**Exercise passage:**
=-=-=-=-=
Ronald Warisan

Personal information
- Date of birth: 15 September 1989 (age 36)
- Place of birth: Wewak, Papua New Guinea
- Height: 1.78 m (5 ft 10 in)
- Position: Goalkeeper

Team information
- Current team: Lae City
- Number: 20

Senior career*
- Years: Team / Apps / (Gls)
- 2008–2009: Sepik FC
- 2009–2010: CMSS Rapatona Tigers
- 2011–2012: Besta United PNG
- 2013–2014: Gigira Laitepo Morobe FC
- 2014–: Lae City /  / (1)

International career^{‡}
- 2012: Papua New Guinea U23 / 4 / (0)
- 2014–: Papua New Guinea / 39 / (0)

Medal record
Men's football
Representing Papua New Guinea
OFC Nations Cup
| Runner-up | 2016 Papua New Guinea |  |
MSG Prime Minister's Cup
| Winner | 2022 Vanuatu |  |

= Ronald Warisan =

Papua New Guinean soccer player (born 1989)

Ronald Warisan (born 15 September 1989) is a Papua New Guinean soccer player who plays as a goalkeeper for National League club Lae City and the Papua New Guinea national team.
=-=-=-=-=
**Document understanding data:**
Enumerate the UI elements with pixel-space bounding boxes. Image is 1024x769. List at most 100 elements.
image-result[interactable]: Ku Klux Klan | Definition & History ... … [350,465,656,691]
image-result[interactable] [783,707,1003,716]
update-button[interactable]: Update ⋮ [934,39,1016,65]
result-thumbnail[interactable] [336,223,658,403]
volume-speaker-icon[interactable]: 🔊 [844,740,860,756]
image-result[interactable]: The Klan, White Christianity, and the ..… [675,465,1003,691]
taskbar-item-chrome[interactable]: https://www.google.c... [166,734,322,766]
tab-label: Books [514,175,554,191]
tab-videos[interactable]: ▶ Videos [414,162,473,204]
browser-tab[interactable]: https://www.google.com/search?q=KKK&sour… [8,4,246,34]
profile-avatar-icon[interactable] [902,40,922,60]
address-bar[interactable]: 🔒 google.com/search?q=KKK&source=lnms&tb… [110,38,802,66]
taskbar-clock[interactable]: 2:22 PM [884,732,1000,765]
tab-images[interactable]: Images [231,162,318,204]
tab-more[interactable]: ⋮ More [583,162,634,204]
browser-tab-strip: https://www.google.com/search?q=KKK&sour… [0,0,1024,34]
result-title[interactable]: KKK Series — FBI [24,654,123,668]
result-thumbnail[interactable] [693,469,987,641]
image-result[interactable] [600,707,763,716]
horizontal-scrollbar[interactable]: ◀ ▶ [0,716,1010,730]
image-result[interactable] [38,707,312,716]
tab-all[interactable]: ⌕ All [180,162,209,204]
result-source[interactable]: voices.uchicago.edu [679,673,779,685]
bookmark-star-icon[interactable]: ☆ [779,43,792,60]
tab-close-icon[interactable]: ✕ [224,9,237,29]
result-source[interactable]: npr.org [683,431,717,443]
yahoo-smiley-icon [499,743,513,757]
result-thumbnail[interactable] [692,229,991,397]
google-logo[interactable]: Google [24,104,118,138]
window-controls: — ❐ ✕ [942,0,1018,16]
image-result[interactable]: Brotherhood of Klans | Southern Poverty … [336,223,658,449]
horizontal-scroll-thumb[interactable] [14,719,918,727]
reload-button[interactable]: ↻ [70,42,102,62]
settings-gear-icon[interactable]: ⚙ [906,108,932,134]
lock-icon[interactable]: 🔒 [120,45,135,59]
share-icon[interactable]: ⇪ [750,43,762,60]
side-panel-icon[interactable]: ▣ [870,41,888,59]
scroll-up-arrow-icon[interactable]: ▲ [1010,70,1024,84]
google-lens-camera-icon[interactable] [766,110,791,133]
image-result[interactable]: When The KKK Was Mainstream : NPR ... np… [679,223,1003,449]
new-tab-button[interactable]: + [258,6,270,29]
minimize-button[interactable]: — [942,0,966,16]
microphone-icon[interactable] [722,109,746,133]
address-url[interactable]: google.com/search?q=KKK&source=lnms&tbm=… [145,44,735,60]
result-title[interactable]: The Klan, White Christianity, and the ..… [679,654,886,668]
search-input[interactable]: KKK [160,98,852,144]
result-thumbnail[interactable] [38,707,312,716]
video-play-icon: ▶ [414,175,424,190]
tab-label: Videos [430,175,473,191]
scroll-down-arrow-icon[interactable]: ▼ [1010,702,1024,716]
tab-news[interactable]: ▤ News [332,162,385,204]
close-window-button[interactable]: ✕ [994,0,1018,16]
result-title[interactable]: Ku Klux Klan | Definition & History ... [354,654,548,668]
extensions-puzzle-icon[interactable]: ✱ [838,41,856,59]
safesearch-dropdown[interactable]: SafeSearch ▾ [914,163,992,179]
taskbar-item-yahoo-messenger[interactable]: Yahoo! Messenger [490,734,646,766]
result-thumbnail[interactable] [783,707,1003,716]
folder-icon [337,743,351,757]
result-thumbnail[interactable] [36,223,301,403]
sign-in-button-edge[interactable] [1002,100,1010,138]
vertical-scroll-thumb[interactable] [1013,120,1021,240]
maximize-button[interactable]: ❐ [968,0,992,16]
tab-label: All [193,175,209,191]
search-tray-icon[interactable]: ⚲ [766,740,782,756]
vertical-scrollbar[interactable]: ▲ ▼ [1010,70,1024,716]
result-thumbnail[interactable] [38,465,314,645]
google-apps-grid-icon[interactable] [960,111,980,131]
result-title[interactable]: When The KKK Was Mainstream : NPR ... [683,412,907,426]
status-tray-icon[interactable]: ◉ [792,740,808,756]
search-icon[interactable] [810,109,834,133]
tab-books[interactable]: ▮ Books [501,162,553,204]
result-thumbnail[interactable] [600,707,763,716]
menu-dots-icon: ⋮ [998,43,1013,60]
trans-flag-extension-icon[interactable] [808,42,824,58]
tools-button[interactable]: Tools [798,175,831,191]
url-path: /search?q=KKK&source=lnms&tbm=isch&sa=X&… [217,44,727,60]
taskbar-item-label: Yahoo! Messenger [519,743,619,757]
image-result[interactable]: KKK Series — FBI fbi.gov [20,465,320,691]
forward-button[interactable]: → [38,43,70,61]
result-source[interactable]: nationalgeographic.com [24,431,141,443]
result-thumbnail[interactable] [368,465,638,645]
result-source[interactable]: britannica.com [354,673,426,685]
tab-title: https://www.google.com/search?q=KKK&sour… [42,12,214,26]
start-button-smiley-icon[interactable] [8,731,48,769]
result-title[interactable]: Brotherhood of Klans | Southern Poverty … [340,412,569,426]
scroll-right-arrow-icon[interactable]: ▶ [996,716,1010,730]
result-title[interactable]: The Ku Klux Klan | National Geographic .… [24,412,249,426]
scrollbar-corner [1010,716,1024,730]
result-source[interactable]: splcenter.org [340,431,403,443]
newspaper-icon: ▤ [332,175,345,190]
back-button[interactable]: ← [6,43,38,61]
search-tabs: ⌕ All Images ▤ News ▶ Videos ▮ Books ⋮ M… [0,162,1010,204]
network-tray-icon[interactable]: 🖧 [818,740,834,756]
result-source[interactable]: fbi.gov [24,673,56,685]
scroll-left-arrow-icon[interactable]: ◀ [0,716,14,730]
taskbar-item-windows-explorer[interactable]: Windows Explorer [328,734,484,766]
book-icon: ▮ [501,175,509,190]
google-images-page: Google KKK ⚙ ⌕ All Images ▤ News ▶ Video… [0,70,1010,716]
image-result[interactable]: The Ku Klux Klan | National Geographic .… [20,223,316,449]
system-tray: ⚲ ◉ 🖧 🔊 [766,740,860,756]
=-=-=-=-=
**Activity:** Could you retype the Ronald Warisan profile from "Team information" up to and including "U23 / 4 / (0)"?

**Task output:**
Team information
- Current team: Lae City
- Number: 20

Senior career*
- Years: Team / Apps / (Gls)
- 2008–2009: Sepik FC
- 2009–2010: CMSS Rapatona Tigers
- 2011–2012: Besta United PNG
- 2013–2014: Gigira Laitepo Morobe FC
- 2014–: Lae City /  / (1)

International career^{‡}
- 2012: Papua New Guinea U23 / 4 / (0)